EXERCISE DIRECTIONS:
Gather each line containing the string "фарфоровой" from these entries.

** Begin EXTRACTED DATA **

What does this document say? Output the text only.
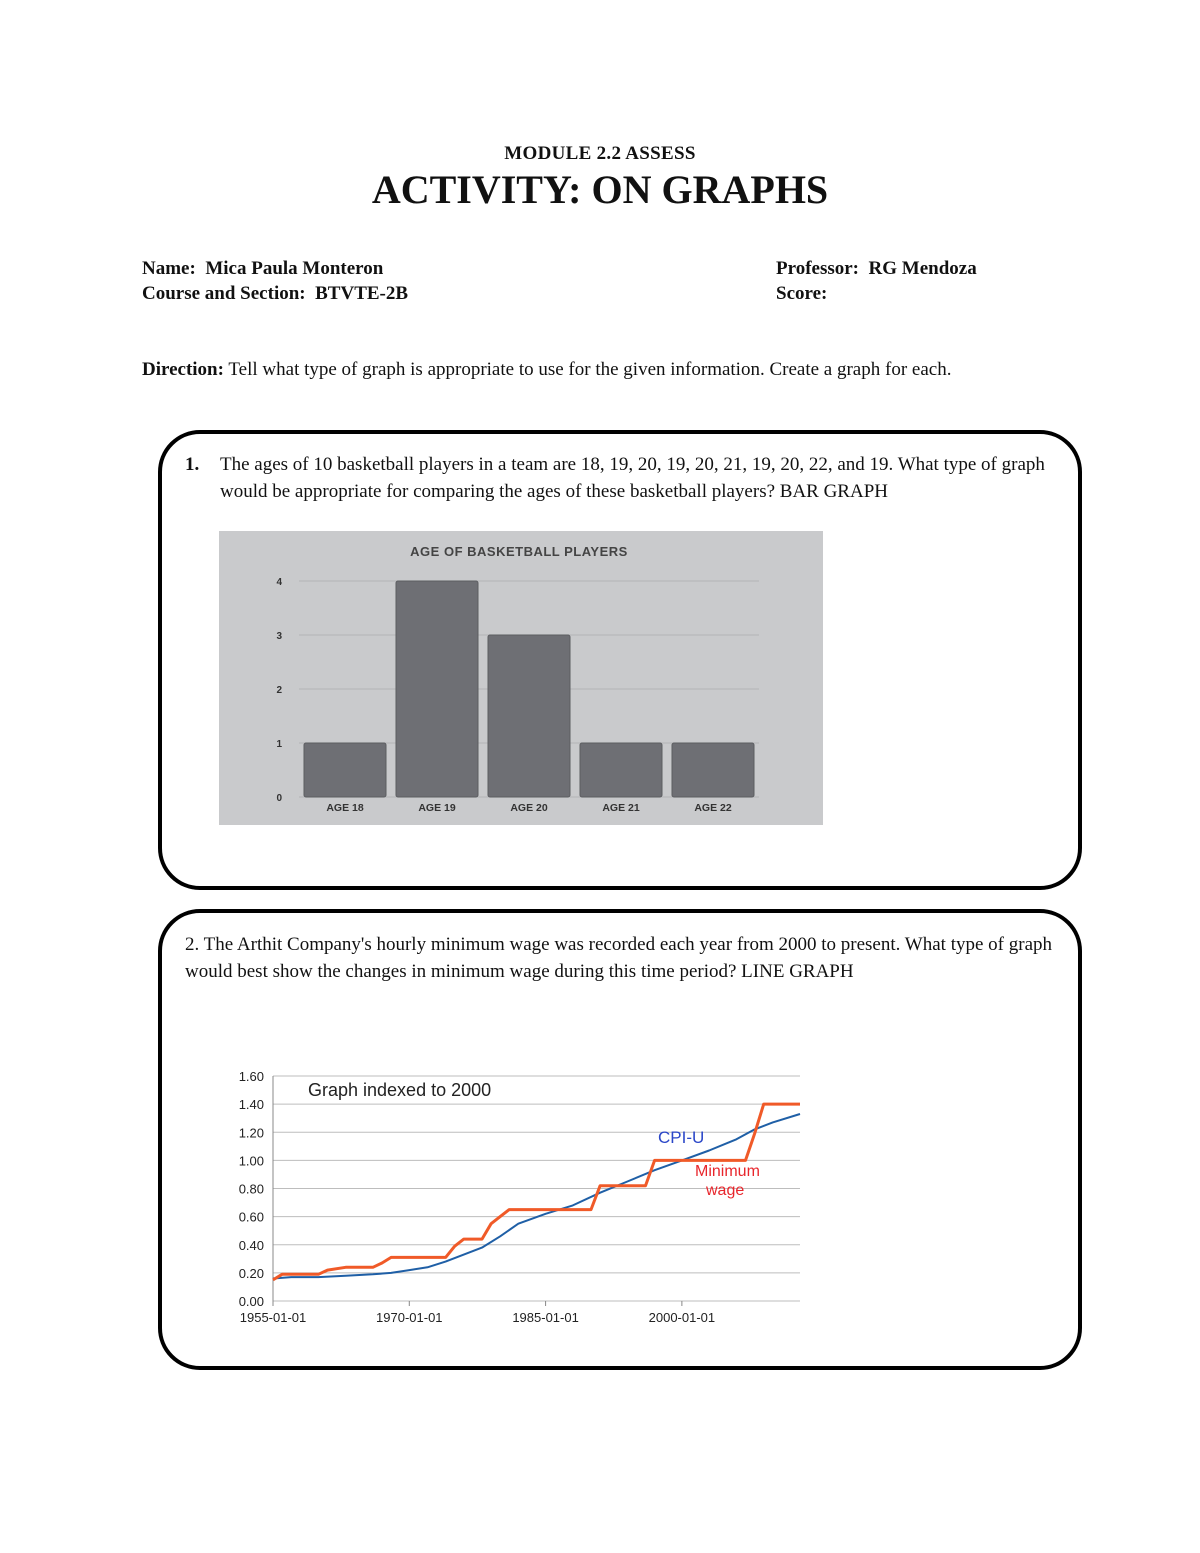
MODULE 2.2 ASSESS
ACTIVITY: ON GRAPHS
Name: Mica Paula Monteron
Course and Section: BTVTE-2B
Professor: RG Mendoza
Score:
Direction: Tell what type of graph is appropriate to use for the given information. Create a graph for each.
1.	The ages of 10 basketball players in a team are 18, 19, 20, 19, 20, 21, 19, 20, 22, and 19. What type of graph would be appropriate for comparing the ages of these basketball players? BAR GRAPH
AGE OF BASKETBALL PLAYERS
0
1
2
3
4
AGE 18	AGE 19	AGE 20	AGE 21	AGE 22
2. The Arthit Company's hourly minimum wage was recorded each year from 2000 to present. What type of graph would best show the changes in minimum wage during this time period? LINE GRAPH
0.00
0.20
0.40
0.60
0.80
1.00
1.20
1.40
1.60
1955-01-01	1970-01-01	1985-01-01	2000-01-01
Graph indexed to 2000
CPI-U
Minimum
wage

** End EXTRACTED DATA **
** Begin EXTRACTED DATA **

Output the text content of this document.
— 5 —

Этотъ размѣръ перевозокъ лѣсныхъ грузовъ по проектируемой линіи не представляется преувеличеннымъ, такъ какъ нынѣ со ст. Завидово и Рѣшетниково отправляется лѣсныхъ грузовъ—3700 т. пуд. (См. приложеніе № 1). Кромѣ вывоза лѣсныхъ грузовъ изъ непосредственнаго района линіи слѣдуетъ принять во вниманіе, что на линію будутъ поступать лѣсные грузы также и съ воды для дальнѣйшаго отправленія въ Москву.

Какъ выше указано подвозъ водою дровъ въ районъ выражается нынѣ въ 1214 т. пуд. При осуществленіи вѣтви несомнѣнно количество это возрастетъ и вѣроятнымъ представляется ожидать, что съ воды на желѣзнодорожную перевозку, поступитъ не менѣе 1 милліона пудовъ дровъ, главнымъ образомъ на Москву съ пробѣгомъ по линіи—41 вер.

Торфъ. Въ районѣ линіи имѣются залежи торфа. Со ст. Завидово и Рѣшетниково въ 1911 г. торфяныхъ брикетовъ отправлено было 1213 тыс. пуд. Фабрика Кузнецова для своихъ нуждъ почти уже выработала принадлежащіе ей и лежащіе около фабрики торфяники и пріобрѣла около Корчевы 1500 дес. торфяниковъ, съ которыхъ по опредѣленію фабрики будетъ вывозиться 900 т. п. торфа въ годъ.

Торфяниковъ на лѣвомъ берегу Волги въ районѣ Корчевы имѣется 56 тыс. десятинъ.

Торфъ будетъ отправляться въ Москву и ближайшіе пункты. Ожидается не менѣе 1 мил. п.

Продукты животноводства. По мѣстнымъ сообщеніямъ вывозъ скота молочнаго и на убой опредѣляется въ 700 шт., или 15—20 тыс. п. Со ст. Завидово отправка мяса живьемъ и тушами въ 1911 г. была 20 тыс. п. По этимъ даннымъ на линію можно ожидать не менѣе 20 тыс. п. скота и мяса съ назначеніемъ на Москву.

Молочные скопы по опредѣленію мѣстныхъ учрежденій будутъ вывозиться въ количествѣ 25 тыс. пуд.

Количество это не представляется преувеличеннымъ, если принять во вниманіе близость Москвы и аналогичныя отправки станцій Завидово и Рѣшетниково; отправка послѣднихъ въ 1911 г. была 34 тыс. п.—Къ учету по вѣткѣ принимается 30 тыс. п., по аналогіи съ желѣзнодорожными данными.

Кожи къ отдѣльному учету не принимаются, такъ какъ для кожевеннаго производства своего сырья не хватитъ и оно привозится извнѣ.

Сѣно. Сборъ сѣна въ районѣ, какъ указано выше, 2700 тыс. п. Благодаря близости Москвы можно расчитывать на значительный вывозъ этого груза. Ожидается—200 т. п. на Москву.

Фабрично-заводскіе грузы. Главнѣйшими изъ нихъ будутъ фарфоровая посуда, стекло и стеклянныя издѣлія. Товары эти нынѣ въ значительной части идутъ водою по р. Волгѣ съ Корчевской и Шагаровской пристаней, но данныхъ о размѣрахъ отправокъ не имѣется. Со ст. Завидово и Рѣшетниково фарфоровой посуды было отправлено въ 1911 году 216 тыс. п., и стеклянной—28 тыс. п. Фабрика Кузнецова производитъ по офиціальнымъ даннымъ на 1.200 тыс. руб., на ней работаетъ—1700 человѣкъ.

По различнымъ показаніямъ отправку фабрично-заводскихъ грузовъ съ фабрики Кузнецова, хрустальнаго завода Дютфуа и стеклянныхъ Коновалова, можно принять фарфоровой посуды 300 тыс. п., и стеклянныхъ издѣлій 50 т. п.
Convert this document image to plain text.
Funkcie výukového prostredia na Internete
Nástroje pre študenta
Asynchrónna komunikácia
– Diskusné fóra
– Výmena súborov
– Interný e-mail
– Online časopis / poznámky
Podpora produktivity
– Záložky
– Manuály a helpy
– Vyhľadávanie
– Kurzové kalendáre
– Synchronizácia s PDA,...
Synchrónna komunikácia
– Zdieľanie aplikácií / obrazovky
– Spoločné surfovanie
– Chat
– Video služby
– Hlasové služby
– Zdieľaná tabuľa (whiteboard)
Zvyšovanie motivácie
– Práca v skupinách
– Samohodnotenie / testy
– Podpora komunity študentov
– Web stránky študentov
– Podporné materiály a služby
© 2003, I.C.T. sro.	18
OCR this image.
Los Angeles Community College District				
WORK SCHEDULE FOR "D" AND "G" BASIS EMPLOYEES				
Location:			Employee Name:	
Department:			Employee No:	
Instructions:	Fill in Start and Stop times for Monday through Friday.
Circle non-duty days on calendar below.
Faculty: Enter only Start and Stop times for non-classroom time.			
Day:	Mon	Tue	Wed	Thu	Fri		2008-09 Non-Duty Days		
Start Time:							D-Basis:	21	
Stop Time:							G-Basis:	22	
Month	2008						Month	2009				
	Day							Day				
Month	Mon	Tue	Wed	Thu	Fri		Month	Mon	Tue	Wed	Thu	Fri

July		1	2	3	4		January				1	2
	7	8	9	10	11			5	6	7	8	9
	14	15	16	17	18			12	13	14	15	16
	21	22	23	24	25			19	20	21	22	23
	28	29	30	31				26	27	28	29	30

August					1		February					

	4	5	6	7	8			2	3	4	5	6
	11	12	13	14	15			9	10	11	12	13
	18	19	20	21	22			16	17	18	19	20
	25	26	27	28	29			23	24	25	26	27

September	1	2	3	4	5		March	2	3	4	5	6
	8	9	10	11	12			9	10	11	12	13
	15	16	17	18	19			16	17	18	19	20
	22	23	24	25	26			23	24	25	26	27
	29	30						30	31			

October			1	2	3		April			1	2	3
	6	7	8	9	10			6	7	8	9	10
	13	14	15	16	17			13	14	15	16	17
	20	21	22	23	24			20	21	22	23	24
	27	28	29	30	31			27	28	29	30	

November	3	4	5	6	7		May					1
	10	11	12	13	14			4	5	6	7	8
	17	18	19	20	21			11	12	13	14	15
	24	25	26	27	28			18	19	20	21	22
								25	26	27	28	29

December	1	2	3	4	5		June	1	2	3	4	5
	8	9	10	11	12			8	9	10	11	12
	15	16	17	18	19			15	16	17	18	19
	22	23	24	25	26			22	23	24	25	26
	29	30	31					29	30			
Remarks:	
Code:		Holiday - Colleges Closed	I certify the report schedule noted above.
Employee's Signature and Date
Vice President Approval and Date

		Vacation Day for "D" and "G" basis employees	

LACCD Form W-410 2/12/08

** End EXTRACTED DATA **
** Begin EXTRACTED DATA **

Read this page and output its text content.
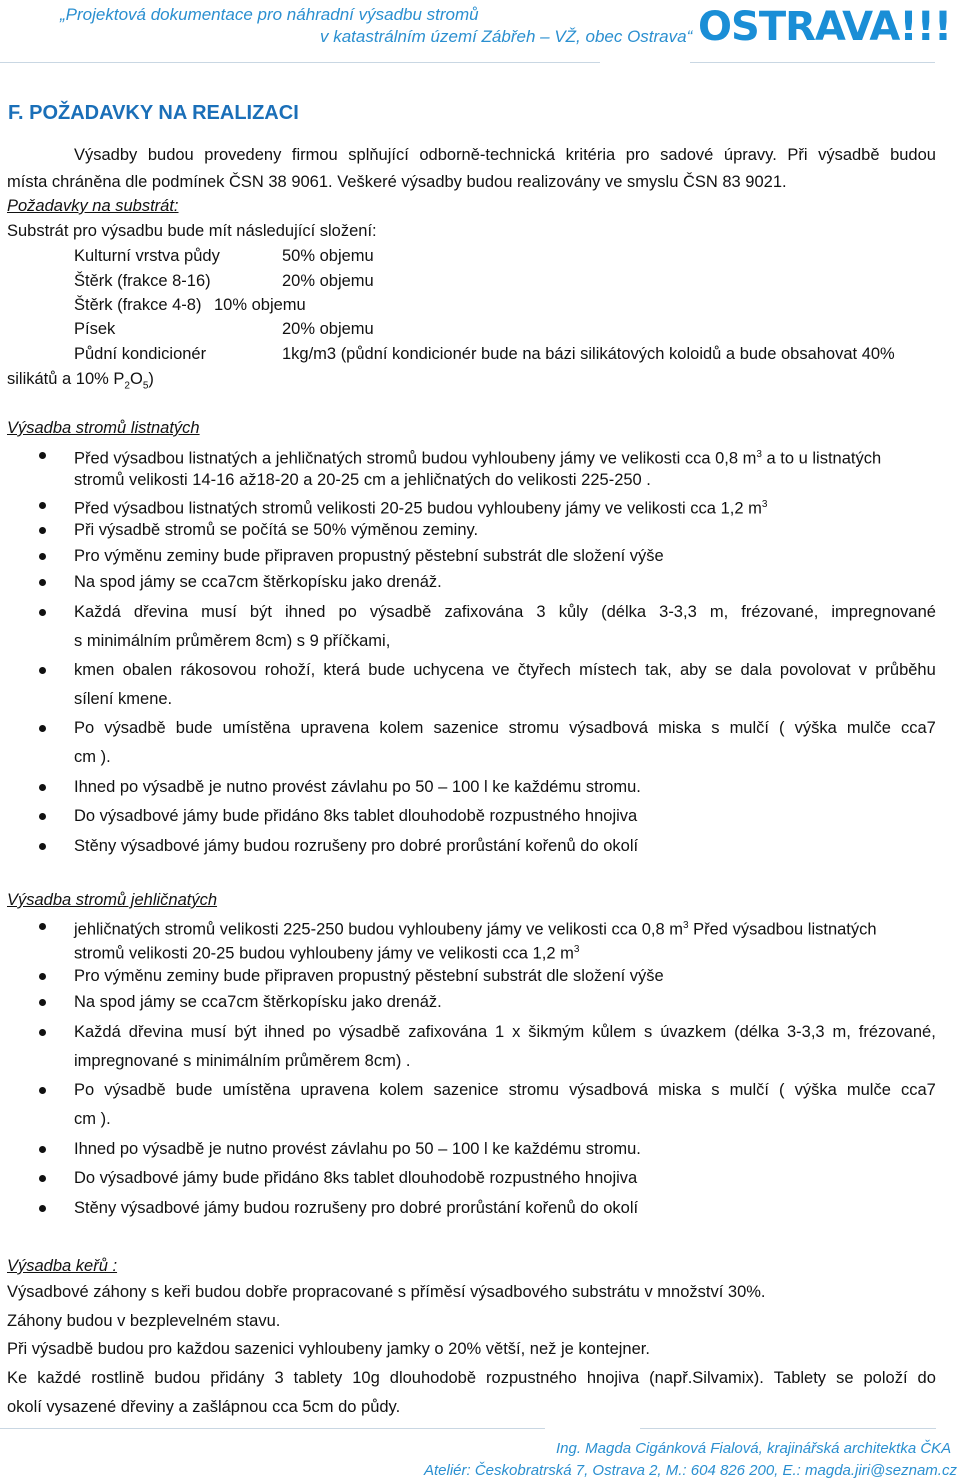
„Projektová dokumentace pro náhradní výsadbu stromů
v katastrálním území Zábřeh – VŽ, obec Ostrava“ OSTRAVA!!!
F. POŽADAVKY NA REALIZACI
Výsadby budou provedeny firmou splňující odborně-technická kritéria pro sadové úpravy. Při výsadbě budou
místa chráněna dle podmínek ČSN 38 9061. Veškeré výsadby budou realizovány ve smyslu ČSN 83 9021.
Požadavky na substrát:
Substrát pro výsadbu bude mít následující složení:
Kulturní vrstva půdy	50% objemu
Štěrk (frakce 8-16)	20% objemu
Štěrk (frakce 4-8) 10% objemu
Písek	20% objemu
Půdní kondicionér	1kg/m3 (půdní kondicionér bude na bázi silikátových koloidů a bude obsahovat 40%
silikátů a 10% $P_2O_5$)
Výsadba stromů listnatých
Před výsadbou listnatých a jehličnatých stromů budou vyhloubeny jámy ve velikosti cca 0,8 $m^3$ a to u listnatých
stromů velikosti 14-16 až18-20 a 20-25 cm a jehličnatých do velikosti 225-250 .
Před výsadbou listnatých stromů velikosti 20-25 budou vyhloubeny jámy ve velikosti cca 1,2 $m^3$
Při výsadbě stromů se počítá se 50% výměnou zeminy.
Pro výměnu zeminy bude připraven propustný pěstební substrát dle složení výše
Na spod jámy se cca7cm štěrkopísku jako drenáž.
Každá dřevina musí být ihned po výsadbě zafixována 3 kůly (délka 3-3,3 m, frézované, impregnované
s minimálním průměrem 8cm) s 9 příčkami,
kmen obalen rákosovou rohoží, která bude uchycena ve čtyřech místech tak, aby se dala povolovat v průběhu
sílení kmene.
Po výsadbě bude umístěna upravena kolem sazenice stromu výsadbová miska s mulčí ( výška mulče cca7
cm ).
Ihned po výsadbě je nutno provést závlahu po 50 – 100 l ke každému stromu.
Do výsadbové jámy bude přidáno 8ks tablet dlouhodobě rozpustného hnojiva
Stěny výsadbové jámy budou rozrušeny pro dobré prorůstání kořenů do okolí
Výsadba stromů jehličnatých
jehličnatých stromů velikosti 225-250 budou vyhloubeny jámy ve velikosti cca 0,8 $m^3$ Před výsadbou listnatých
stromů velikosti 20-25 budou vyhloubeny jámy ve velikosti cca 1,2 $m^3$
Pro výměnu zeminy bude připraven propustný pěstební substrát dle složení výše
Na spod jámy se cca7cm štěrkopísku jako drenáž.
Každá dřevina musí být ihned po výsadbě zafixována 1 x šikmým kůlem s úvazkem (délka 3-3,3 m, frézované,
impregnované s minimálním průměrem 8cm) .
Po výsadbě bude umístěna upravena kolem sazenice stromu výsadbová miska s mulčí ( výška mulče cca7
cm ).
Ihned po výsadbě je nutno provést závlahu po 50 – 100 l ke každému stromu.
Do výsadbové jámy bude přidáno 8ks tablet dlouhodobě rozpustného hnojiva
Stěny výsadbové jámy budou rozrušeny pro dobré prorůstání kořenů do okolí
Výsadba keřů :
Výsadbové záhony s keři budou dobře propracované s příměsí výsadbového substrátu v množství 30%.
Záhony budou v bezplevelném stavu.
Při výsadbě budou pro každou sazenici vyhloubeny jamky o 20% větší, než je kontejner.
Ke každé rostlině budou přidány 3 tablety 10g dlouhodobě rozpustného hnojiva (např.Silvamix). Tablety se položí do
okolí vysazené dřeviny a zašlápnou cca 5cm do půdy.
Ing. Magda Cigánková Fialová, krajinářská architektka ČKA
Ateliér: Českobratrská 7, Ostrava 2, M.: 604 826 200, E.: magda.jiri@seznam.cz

** End EXTRACTED DATA **

RESPONSE BELOW:
Фабрично-заводскіе грузы. Главнѣйшими изъ нихъ будутъ фарфоровая посуда, стекло и стеклянныя издѣлія. Товары эти нынѣ въ значительной части идутъ водою по р. Волгѣ съ Корчевской и Шагаровской пристаней, но данныхъ о размѣрахъ отправокъ не имѣется. Со ст. Завидово и Рѣшетниково фарфоровой посуды было отправлено въ 1911 году 216 тыс. п., и стеклянной—28 тыс. п. Фабрика Кузнецова производитъ по офиціальнымъ даннымъ на 1.200 тыс. руб., на ней работаетъ—1700 человѣкъ.
По различнымъ показаніямъ отправку фабрично-заводскихъ грузовъ съ фабрики Кузнецова, хрустальнаго завода Дютфуа и стеклянныхъ Коновалова, можно принять фарфоровой посуды 300 тыс. п., и стеклянныхъ издѣлій 50 т. п.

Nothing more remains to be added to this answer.